> _Instructions for the task_
From the entries that follow, pick out all lines holding "JSON".

-- START OF Dataset entries --

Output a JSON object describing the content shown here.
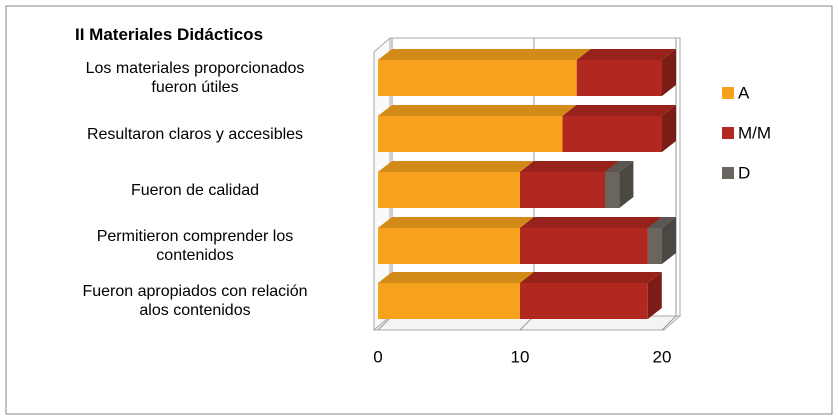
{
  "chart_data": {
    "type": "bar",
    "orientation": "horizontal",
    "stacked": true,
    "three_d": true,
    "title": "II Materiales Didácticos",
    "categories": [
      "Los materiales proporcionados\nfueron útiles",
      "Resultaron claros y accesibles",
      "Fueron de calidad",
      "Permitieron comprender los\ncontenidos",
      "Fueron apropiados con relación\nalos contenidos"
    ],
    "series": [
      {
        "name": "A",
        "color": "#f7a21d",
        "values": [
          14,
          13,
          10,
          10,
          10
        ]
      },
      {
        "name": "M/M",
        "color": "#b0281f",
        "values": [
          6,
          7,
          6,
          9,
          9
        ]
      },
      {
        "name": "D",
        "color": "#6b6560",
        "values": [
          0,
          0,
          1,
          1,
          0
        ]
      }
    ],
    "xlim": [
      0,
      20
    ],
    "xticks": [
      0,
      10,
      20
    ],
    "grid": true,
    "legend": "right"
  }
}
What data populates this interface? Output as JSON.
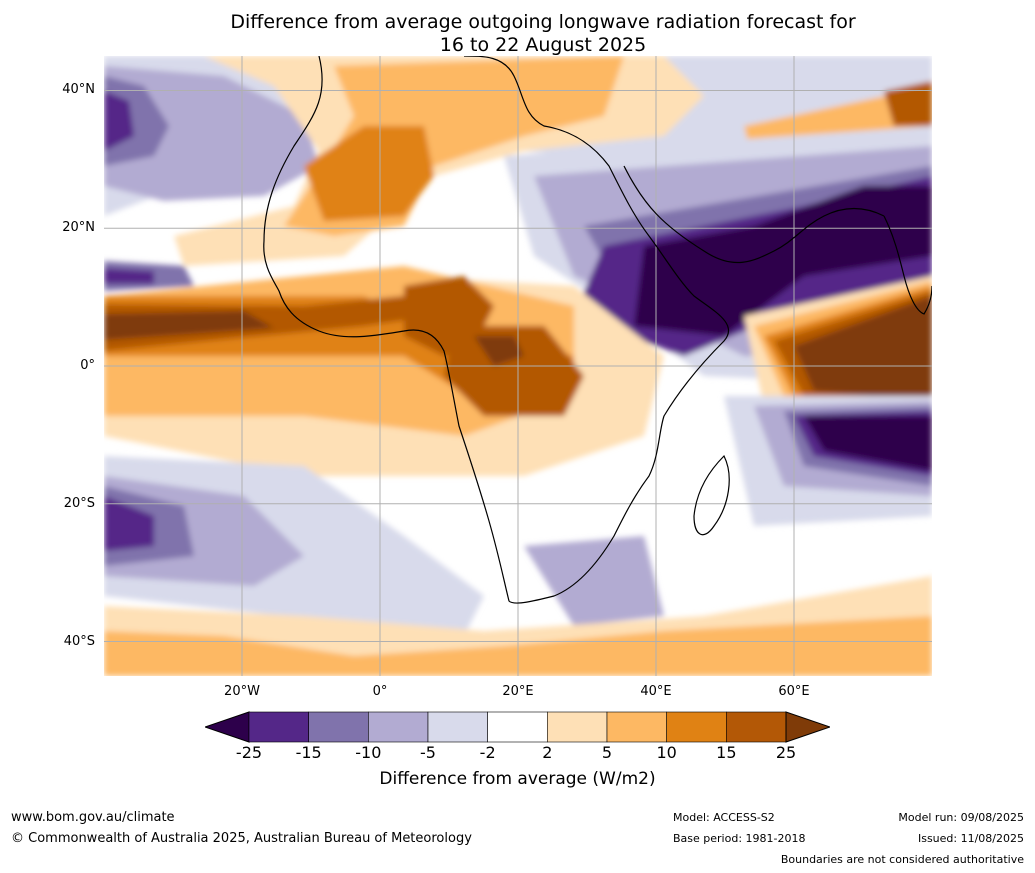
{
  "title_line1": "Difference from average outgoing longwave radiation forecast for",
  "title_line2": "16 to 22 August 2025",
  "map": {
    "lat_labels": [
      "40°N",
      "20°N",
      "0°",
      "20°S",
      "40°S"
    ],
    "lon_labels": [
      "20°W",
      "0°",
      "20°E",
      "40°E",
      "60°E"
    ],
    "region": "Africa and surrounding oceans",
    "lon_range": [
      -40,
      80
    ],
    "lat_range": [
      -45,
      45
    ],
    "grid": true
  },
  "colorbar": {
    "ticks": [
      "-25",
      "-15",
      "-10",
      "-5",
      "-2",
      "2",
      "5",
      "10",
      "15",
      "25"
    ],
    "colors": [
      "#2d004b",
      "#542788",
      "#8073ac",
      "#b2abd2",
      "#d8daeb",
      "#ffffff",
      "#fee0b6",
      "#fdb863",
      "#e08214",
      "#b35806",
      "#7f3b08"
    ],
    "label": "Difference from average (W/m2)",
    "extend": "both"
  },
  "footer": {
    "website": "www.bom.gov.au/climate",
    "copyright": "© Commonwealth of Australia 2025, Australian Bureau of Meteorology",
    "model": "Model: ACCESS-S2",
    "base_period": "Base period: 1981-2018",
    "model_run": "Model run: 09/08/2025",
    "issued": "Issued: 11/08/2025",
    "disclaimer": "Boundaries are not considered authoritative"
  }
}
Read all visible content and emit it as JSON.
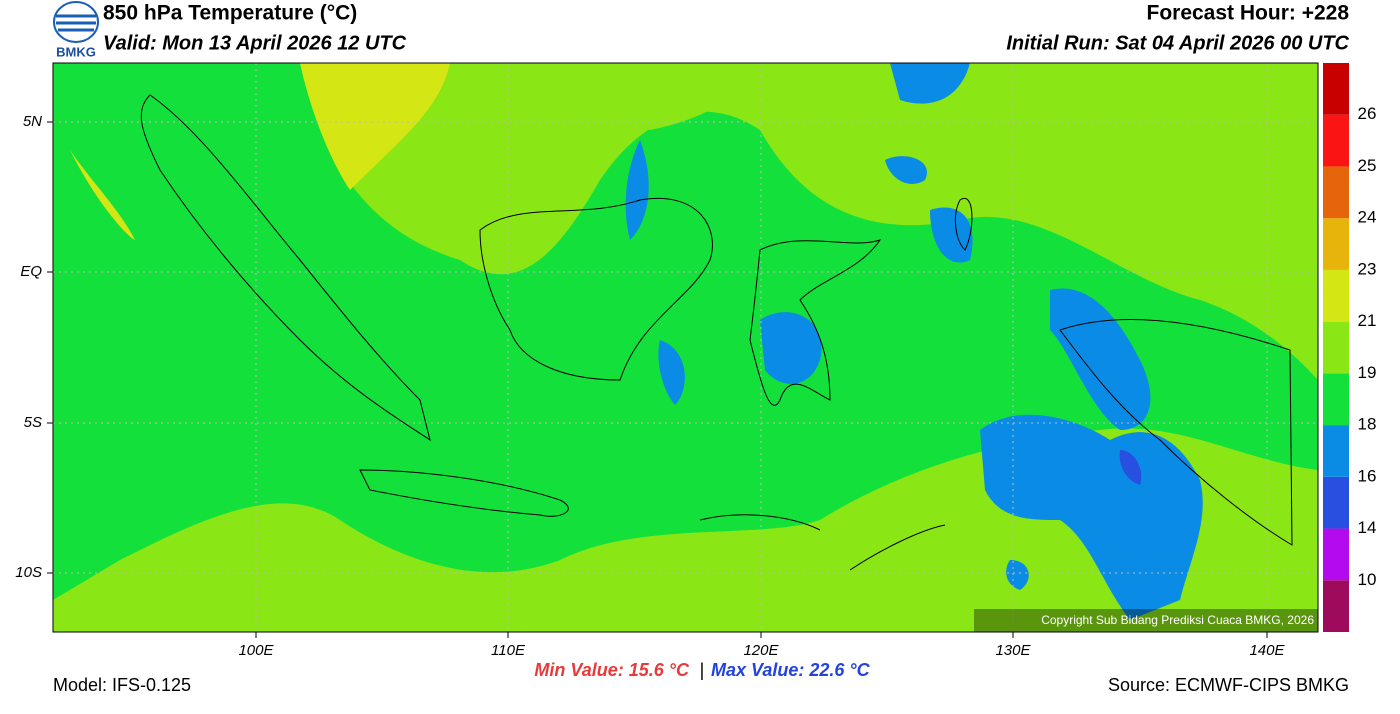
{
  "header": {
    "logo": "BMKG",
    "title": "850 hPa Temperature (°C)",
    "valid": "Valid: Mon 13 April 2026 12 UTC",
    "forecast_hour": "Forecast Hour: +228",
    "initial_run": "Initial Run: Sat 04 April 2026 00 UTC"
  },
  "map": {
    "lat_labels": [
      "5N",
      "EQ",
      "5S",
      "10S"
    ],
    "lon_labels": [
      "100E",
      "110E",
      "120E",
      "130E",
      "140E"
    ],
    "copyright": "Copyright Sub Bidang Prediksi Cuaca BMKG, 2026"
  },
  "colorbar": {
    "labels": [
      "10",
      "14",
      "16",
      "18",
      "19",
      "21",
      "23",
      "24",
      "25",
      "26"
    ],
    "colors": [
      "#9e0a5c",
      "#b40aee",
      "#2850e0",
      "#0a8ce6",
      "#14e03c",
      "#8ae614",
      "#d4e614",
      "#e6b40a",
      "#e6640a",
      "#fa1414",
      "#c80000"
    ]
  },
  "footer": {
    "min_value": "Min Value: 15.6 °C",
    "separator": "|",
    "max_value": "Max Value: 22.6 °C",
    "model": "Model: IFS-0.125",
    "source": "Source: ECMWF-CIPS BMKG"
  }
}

-- END OF Dataset entries --

> _Task solution_
Output a JSON object describing the content shown here.
What data populates this interface? Output as JSON.
Read all visible content and emit it as JSON.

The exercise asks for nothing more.